_Information supplied_
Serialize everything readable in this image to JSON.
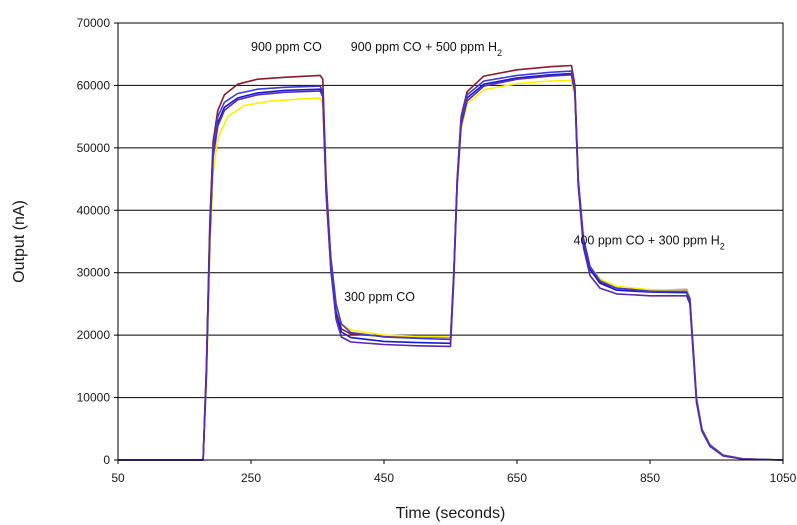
{
  "chart_data": {
    "type": "line",
    "title": "",
    "xlabel": "Time (seconds)",
    "ylabel": "Output (nA)",
    "xlim": [
      50,
      1050
    ],
    "ylim": [
      0,
      70000
    ],
    "xticks": [
      50,
      250,
      450,
      650,
      850,
      1050
    ],
    "yticks": [
      0,
      10000,
      20000,
      30000,
      40000,
      50000,
      60000,
      70000
    ],
    "grid": "horizontal",
    "annotations": [
      {
        "text": "900 ppm CO",
        "x": 250,
        "y": 65500
      },
      {
        "text": "900 ppm CO + 500 ppm H",
        "sub": "2",
        "x": 400,
        "y": 65500
      },
      {
        "text": "300 ppm CO",
        "x": 390,
        "y": 25500
      },
      {
        "text": "400 ppm CO + 300 ppm H",
        "sub": "2",
        "x": 735,
        "y": 34500
      }
    ],
    "series": [
      {
        "color": "#8b1a2b",
        "values": [
          [
            50,
            0
          ],
          [
            172,
            0
          ],
          [
            178,
            0
          ],
          [
            183,
            15000
          ],
          [
            188,
            38000
          ],
          [
            193,
            51000
          ],
          [
            200,
            56000
          ],
          [
            210,
            58500
          ],
          [
            230,
            60200
          ],
          [
            260,
            61000
          ],
          [
            300,
            61300
          ],
          [
            354,
            61600
          ],
          [
            358,
            61000
          ],
          [
            363,
            45000
          ],
          [
            370,
            32000
          ],
          [
            378,
            24000
          ],
          [
            386,
            21000
          ],
          [
            400,
            20200
          ],
          [
            450,
            19800
          ],
          [
            500,
            19700
          ],
          [
            550,
            19600
          ],
          [
            555,
            30000
          ],
          [
            560,
            45000
          ],
          [
            566,
            55000
          ],
          [
            575,
            59000
          ],
          [
            600,
            61500
          ],
          [
            650,
            62500
          ],
          [
            700,
            63000
          ],
          [
            732,
            63200
          ],
          [
            737,
            60000
          ],
          [
            742,
            45000
          ],
          [
            750,
            35000
          ],
          [
            760,
            30500
          ],
          [
            775,
            28500
          ],
          [
            800,
            27500
          ],
          [
            850,
            27200
          ],
          [
            905,
            27300
          ],
          [
            910,
            26000
          ],
          [
            915,
            18000
          ],
          [
            920,
            10000
          ],
          [
            928,
            5000
          ],
          [
            940,
            2500
          ],
          [
            960,
            800
          ],
          [
            990,
            200
          ],
          [
            1050,
            0
          ]
        ]
      },
      {
        "color": "#ffee00",
        "values": [
          [
            50,
            0
          ],
          [
            172,
            0
          ],
          [
            178,
            0
          ],
          [
            183,
            12000
          ],
          [
            188,
            33000
          ],
          [
            193,
            46000
          ],
          [
            200,
            51500
          ],
          [
            215,
            55000
          ],
          [
            240,
            56800
          ],
          [
            280,
            57500
          ],
          [
            320,
            57800
          ],
          [
            354,
            58000
          ],
          [
            358,
            57000
          ],
          [
            363,
            42000
          ],
          [
            370,
            31000
          ],
          [
            378,
            24500
          ],
          [
            386,
            21800
          ],
          [
            400,
            20800
          ],
          [
            450,
            20000
          ],
          [
            500,
            19800
          ],
          [
            550,
            19700
          ],
          [
            555,
            29000
          ],
          [
            560,
            44000
          ],
          [
            566,
            53000
          ],
          [
            575,
            57000
          ],
          [
            600,
            59300
          ],
          [
            650,
            60300
          ],
          [
            700,
            60700
          ],
          [
            732,
            60800
          ],
          [
            737,
            58000
          ],
          [
            742,
            44000
          ],
          [
            750,
            35000
          ],
          [
            760,
            31000
          ],
          [
            775,
            29000
          ],
          [
            800,
            27800
          ],
          [
            850,
            27300
          ],
          [
            905,
            27200
          ],
          [
            910,
            26000
          ],
          [
            915,
            18000
          ],
          [
            920,
            10000
          ],
          [
            928,
            5000
          ],
          [
            940,
            2500
          ],
          [
            960,
            800
          ],
          [
            990,
            200
          ],
          [
            1050,
            0
          ]
        ]
      },
      {
        "color": "#1a1acc",
        "values": [
          [
            50,
            0
          ],
          [
            172,
            0
          ],
          [
            178,
            0
          ],
          [
            183,
            14000
          ],
          [
            188,
            36000
          ],
          [
            193,
            49000
          ],
          [
            200,
            54000
          ],
          [
            210,
            56500
          ],
          [
            230,
            58000
          ],
          [
            260,
            58800
          ],
          [
            300,
            59200
          ],
          [
            354,
            59400
          ],
          [
            358,
            58500
          ],
          [
            363,
            43000
          ],
          [
            370,
            31000
          ],
          [
            378,
            23500
          ],
          [
            386,
            20500
          ],
          [
            400,
            19600
          ],
          [
            450,
            19000
          ],
          [
            500,
            18800
          ],
          [
            550,
            18700
          ],
          [
            555,
            29500
          ],
          [
            560,
            44500
          ],
          [
            566,
            54000
          ],
          [
            575,
            58000
          ],
          [
            600,
            60200
          ],
          [
            650,
            61200
          ],
          [
            700,
            61700
          ],
          [
            732,
            61900
          ],
          [
            737,
            59000
          ],
          [
            742,
            44500
          ],
          [
            750,
            35000
          ],
          [
            760,
            30500
          ],
          [
            775,
            28300
          ],
          [
            800,
            27200
          ],
          [
            850,
            26900
          ],
          [
            905,
            26800
          ],
          [
            910,
            25500
          ],
          [
            915,
            17500
          ],
          [
            920,
            9500
          ],
          [
            928,
            4800
          ],
          [
            940,
            2300
          ],
          [
            960,
            700
          ],
          [
            990,
            150
          ],
          [
            1050,
            0
          ]
        ]
      },
      {
        "color": "#3d3ddb",
        "values": [
          [
            50,
            0
          ],
          [
            172,
            0
          ],
          [
            178,
            0
          ],
          [
            183,
            14500
          ],
          [
            188,
            37000
          ],
          [
            193,
            50000
          ],
          [
            200,
            55000
          ],
          [
            210,
            57300
          ],
          [
            230,
            58700
          ],
          [
            260,
            59400
          ],
          [
            300,
            59700
          ],
          [
            354,
            59900
          ],
          [
            358,
            59000
          ],
          [
            363,
            44000
          ],
          [
            370,
            32500
          ],
          [
            378,
            25000
          ],
          [
            386,
            21800
          ],
          [
            400,
            20400
          ],
          [
            450,
            19700
          ],
          [
            500,
            19500
          ],
          [
            550,
            19300
          ],
          [
            555,
            30000
          ],
          [
            560,
            45000
          ],
          [
            566,
            54500
          ],
          [
            575,
            58500
          ],
          [
            600,
            60700
          ],
          [
            650,
            61600
          ],
          [
            700,
            62100
          ],
          [
            732,
            62300
          ],
          [
            737,
            59500
          ],
          [
            742,
            45000
          ],
          [
            750,
            35500
          ],
          [
            760,
            31000
          ],
          [
            775,
            28700
          ],
          [
            800,
            27500
          ],
          [
            850,
            27000
          ],
          [
            905,
            27000
          ],
          [
            910,
            25800
          ],
          [
            915,
            17800
          ],
          [
            920,
            9800
          ],
          [
            928,
            4900
          ],
          [
            940,
            2400
          ],
          [
            960,
            750
          ],
          [
            990,
            180
          ],
          [
            1050,
            0
          ]
        ]
      },
      {
        "color": "#5a28b4",
        "values": [
          [
            50,
            0
          ],
          [
            172,
            0
          ],
          [
            178,
            0
          ],
          [
            183,
            13500
          ],
          [
            188,
            35500
          ],
          [
            193,
            48500
          ],
          [
            200,
            53500
          ],
          [
            210,
            56000
          ],
          [
            230,
            57700
          ],
          [
            260,
            58500
          ],
          [
            300,
            58900
          ],
          [
            354,
            59100
          ],
          [
            358,
            58200
          ],
          [
            363,
            43000
          ],
          [
            370,
            30500
          ],
          [
            378,
            22500
          ],
          [
            386,
            19700
          ],
          [
            400,
            18900
          ],
          [
            450,
            18500
          ],
          [
            500,
            18300
          ],
          [
            550,
            18200
          ],
          [
            555,
            29000
          ],
          [
            560,
            44000
          ],
          [
            566,
            53500
          ],
          [
            575,
            57500
          ],
          [
            600,
            59900
          ],
          [
            650,
            61000
          ],
          [
            700,
            61500
          ],
          [
            732,
            61700
          ],
          [
            737,
            58800
          ],
          [
            742,
            44000
          ],
          [
            750,
            34000
          ],
          [
            760,
            29500
          ],
          [
            775,
            27500
          ],
          [
            800,
            26600
          ],
          [
            850,
            26300
          ],
          [
            905,
            26300
          ],
          [
            910,
            25000
          ],
          [
            915,
            17000
          ],
          [
            920,
            9200
          ],
          [
            928,
            4600
          ],
          [
            940,
            2200
          ],
          [
            960,
            650
          ],
          [
            990,
            150
          ],
          [
            1050,
            0
          ]
        ]
      }
    ]
  }
}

_Stated task_
Copy all lines from the material that hold "text".

_Problem solution_
        "text": "900 ppm CO",
        "text": "900 ppm CO + 500 ppm H",
        "text": "300 ppm CO",
        "text": "400 ppm CO + 300 ppm H",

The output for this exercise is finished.